• _What needs to be done_:
Pictures are not part of the copy; repeat everything else in the records exactly.

• _Input data_:
──────────────────────────────
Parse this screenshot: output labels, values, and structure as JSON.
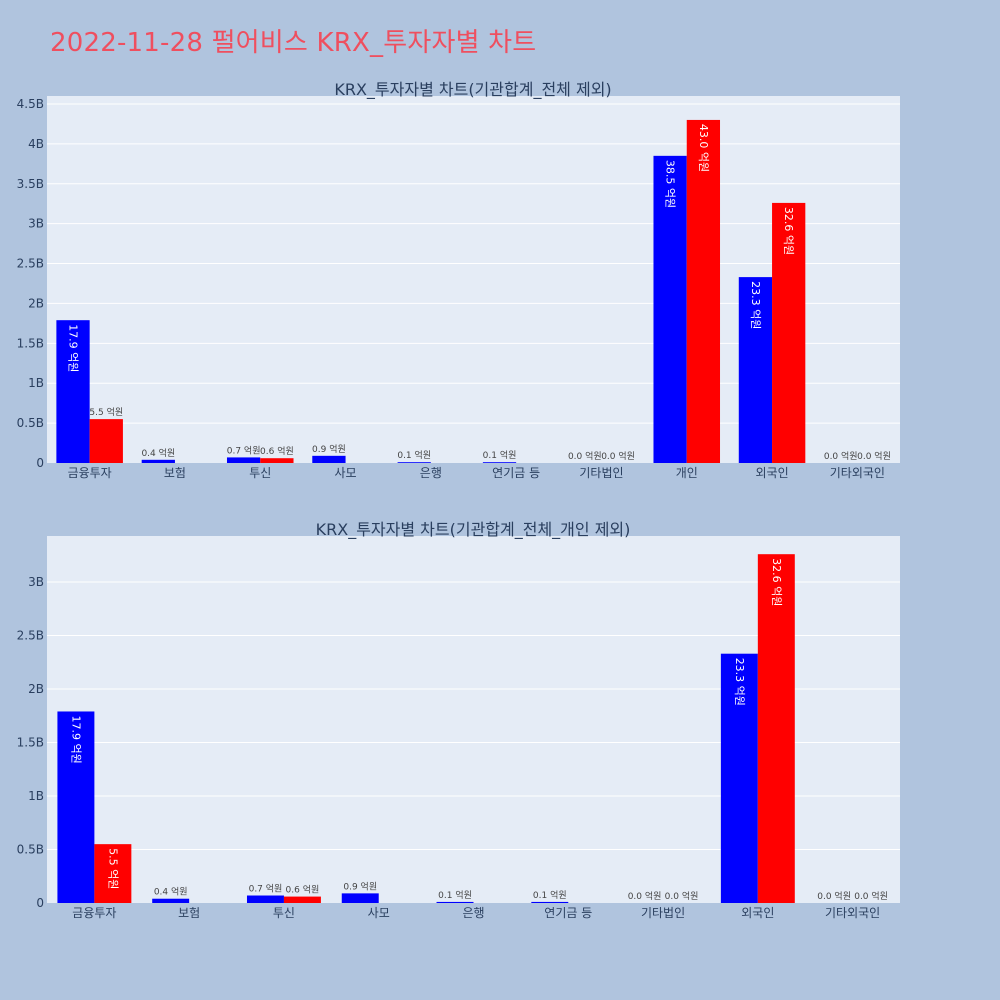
{
  "title": "2022-11-28 펄어비스 KRX_투자자별 차트",
  "colors": {
    "series_a": "#0000ff",
    "series_b": "#ff0000"
  },
  "chart_data": [
    {
      "type": "bar",
      "title": "KRX_투자자별 차트(기관합계_전체 제외)",
      "categories": [
        "금융투자",
        "보험",
        "투신",
        "사모",
        "은행",
        "연기금 등",
        "기타법인",
        "개인",
        "외국인",
        "기타외국인"
      ],
      "yticks": [
        "0",
        "0.5B",
        "1B",
        "1.5B",
        "2B",
        "2.5B",
        "3B",
        "3.5B",
        "4B",
        "4.5B"
      ],
      "ylim": [
        0,
        4600000000
      ],
      "series": [
        {
          "values": [
            1790000000,
            40000000,
            70000000,
            90000000,
            10000000,
            10000000,
            0,
            3850000000,
            2330000000,
            0
          ],
          "labels": [
            "17.9 억원",
            "0.4 억원",
            "0.7 억원",
            "0.9 억원",
            "0.1 억원",
            "0.1 억원",
            "0.0 억원",
            "38.5 억원",
            "23.3 억원",
            "0.0 억원"
          ]
        },
        {
          "values": [
            550000000,
            0,
            60000000,
            0,
            0,
            0,
            0,
            4300000000,
            3260000000,
            0
          ],
          "labels": [
            "5.5 억원",
            "",
            "0.6 억원",
            "",
            "",
            "",
            "0.0 억원",
            "43.0 억원",
            "32.6 억원",
            "0.0 억원"
          ]
        }
      ]
    },
    {
      "type": "bar",
      "title": "KRX_투자자별 차트(기관합계_전체_개인 제외)",
      "categories": [
        "금융투자",
        "보험",
        "투신",
        "사모",
        "은행",
        "연기금 등",
        "기타법인",
        "외국인",
        "기타외국인"
      ],
      "yticks": [
        "0",
        "0.5B",
        "1B",
        "1.5B",
        "2B",
        "2.5B",
        "3B"
      ],
      "ylim": [
        0,
        3430000000
      ],
      "series": [
        {
          "values": [
            1790000000,
            40000000,
            70000000,
            90000000,
            10000000,
            10000000,
            0,
            2330000000,
            0
          ],
          "labels": [
            "17.9 억원",
            "0.4 억원",
            "0.7 억원",
            "0.9 억원",
            "0.1 억원",
            "0.1 억원",
            "0.0 억원",
            "23.3 억원",
            "0.0 억원"
          ]
        },
        {
          "values": [
            550000000,
            0,
            60000000,
            0,
            0,
            0,
            0,
            3260000000,
            0
          ],
          "labels": [
            "5.5 억원",
            "",
            "0.6 억원",
            "",
            "",
            "",
            "0.0 억원",
            "32.6 억원",
            "0.0 억원"
          ]
        }
      ]
    }
  ]
}
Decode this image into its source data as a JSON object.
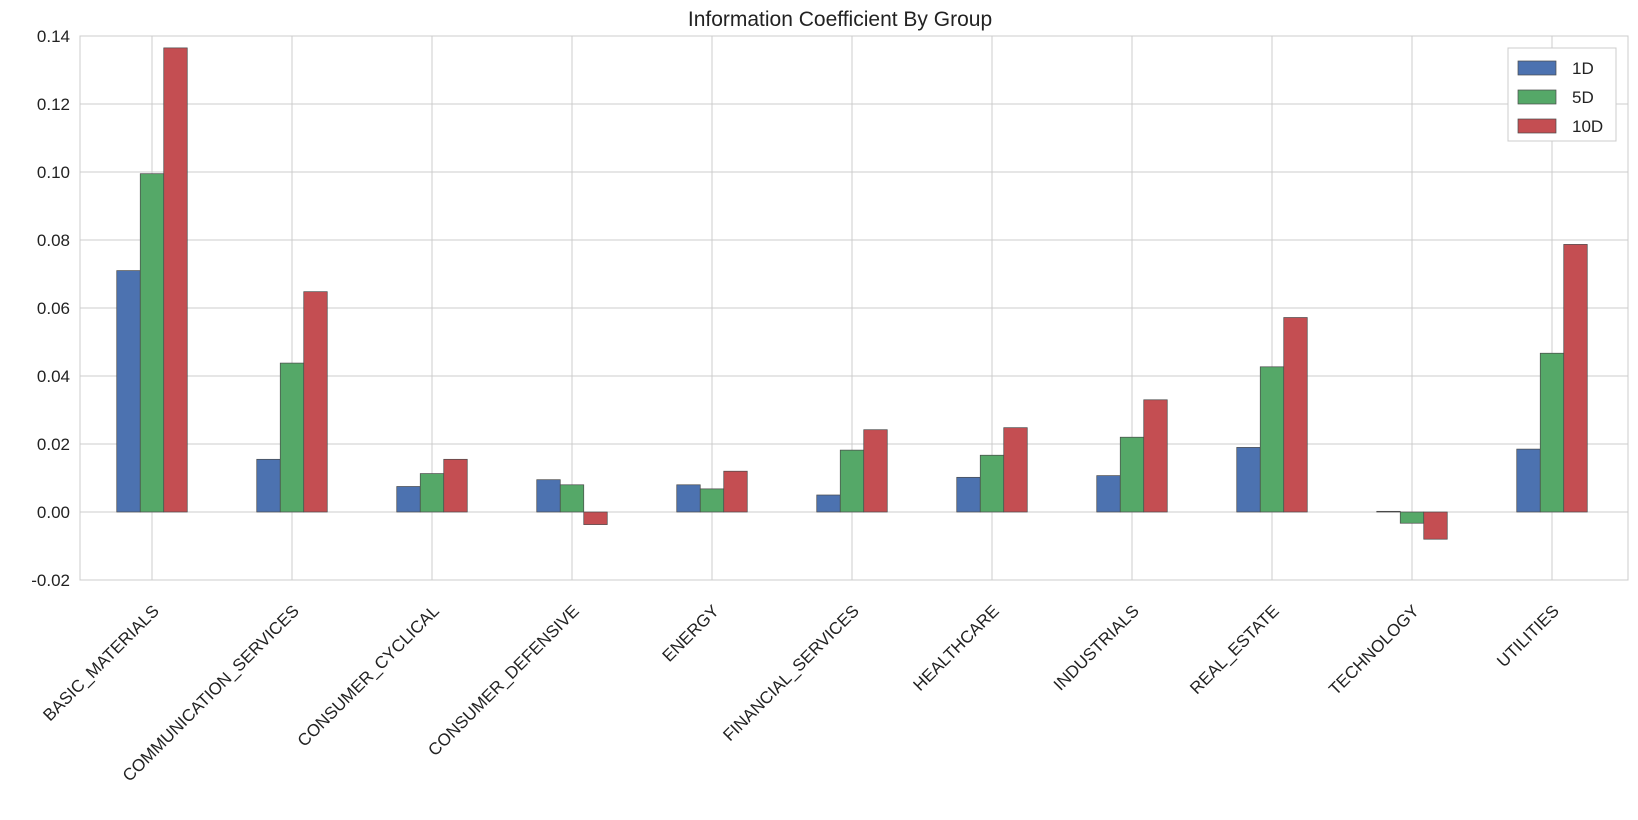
{
  "chart_data": {
    "type": "bar",
    "title": "Information Coefficient By Group",
    "xlabel": "",
    "ylabel": "",
    "ylim": [
      -0.02,
      0.14
    ],
    "yticks": [
      "-0.02",
      "0.00",
      "0.02",
      "0.04",
      "0.06",
      "0.08",
      "0.10",
      "0.12",
      "0.14"
    ],
    "grid": true,
    "legend_position": "top-right",
    "categories": [
      "BASIC_MATERIALS",
      "COMMUNICATION_SERVICES",
      "CONSUMER_CYCLICAL",
      "CONSUMER_DEFENSIVE",
      "ENERGY",
      "FINANCIAL_SERVICES",
      "HEALTHCARE",
      "INDUSTRIALS",
      "REAL_ESTATE",
      "TECHNOLOGY",
      "UTILITIES"
    ],
    "series": [
      {
        "name": "1D",
        "color": "#4c72b0",
        "values": [
          0.071,
          0.0155,
          0.0075,
          0.0095,
          0.008,
          0.005,
          0.0102,
          0.0107,
          0.019,
          0.0002,
          0.0185
        ]
      },
      {
        "name": "5D",
        "color": "#55a868",
        "values": [
          0.0995,
          0.0438,
          0.0113,
          0.008,
          0.0068,
          0.0182,
          0.0167,
          0.022,
          0.0427,
          -0.0033,
          0.0467
        ]
      },
      {
        "name": "10D",
        "color": "#c44e52",
        "values": [
          0.1365,
          0.0648,
          0.0155,
          -0.0037,
          0.012,
          0.0242,
          0.0248,
          0.033,
          0.0572,
          -0.008,
          0.0787
        ]
      }
    ]
  }
}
──────────────────────────────
• _Result of the exercise_:
Parse this screenshot: output labels, values, and structure as JSON.
{
  "title": "2022-11-28 펄어비스 KRX_투자자별 차트",
  "colors": {
    "series_a": "#0000ff",
    "series_b": "#ff0000"
  },
  "chart_data": [
    {
      "type": "bar",
      "title": "KRX_투자자별 차트(기관합계_전체 제외)",
      "categories": [
        "금융투자",
        "보험",
        "투신",
        "사모",
        "은행",
        "연기금 등",
        "기타법인",
        "개인",
        "외국인",
        "기타외국인"
      ],
      "yticks": [
        "0",
        "0.5B",
        "1B",
        "1.5B",
        "2B",
        "2.5B",
        "3B",
        "3.5B",
        "4B",
        "4.5B"
      ],
      "ylim": [
        0,
        4600000000
      ],
      "series": [
        {
          "values": [
            1790000000,
            40000000,
            70000000,
            90000000,
            10000000,
            10000000,
            0,
            3850000000,
            2330000000,
            0
          ],
          "labels": [
            "17.9 억원",
            "0.4 억원",
            "0.7 억원",
            "0.9 억원",
            "0.1 억원",
            "0.1 억원",
            "0.0 억원",
            "38.5 억원",
            "23.3 억원",
            "0.0 억원"
          ]
        },
        {
          "values": [
            550000000,
            0,
            60000000,
            0,
            0,
            0,
            0,
            4300000000,
            3260000000,
            0
          ],
          "labels": [
            "5.5 억원",
            "",
            "0.6 억원",
            "",
            "",
            "",
            "0.0 억원",
            "43.0 억원",
            "32.6 억원",
            "0.0 억원"
          ]
        }
      ]
    },
    {
      "type": "bar",
      "title": "KRX_투자자별 차트(기관합계_전체_개인 제외)",
      "categories": [
        "금융투자",
        "보험",
        "투신",
        "사모",
        "은행",
        "연기금 등",
        "기타법인",
        "외국인",
        "기타외국인"
      ],
      "yticks": [
        "0",
        "0.5B",
        "1B",
        "1.5B",
        "2B",
        "2.5B",
        "3B"
      ],
      "ylim": [
        0,
        3430000000
      ],
      "series": [
        {
          "values": [
            1790000000,
            40000000,
            70000000,
            90000000,
            10000000,
            10000000,
            0,
            2330000000,
            0
          ],
          "labels": [
            "17.9 억원",
            "0.4 억원",
            "0.7 억원",
            "0.9 억원",
            "0.1 억원",
            "0.1 억원",
            "0.0 억원",
            "23.3 억원",
            "0.0 억원"
          ]
        },
        {
          "values": [
            550000000,
            0,
            60000000,
            0,
            0,
            0,
            0,
            3260000000,
            0
          ],
          "labels": [
            "5.5 억원",
            "",
            "0.6 억원",
            "",
            "",
            "",
            "0.0 억원",
            "32.6 억원",
            "0.0 억원"
          ]
        }
      ]
    }
  ]
}
Decode this image into its source data as a JSON object.
{
  "chart_data": {
    "type": "bar",
    "title": "Information Coefficient By Group",
    "xlabel": "",
    "ylabel": "",
    "ylim": [
      -0.02,
      0.14
    ],
    "yticks": [
      "-0.02",
      "0.00",
      "0.02",
      "0.04",
      "0.06",
      "0.08",
      "0.10",
      "0.12",
      "0.14"
    ],
    "grid": true,
    "legend_position": "top-right",
    "categories": [
      "BASIC_MATERIALS",
      "COMMUNICATION_SERVICES",
      "CONSUMER_CYCLICAL",
      "CONSUMER_DEFENSIVE",
      "ENERGY",
      "FINANCIAL_SERVICES",
      "HEALTHCARE",
      "INDUSTRIALS",
      "REAL_ESTATE",
      "TECHNOLOGY",
      "UTILITIES"
    ],
    "series": [
      {
        "name": "1D",
        "color": "#4c72b0",
        "values": [
          0.071,
          0.0155,
          0.0075,
          0.0095,
          0.008,
          0.005,
          0.0102,
          0.0107,
          0.019,
          0.0002,
          0.0185
        ]
      },
      {
        "name": "5D",
        "color": "#55a868",
        "values": [
          0.0995,
          0.0438,
          0.0113,
          0.008,
          0.0068,
          0.0182,
          0.0167,
          0.022,
          0.0427,
          -0.0033,
          0.0467
        ]
      },
      {
        "name": "10D",
        "color": "#c44e52",
        "values": [
          0.1365,
          0.0648,
          0.0155,
          -0.0037,
          0.012,
          0.0242,
          0.0248,
          0.033,
          0.0572,
          -0.008,
          0.0787
        ]
      }
    ]
  }
}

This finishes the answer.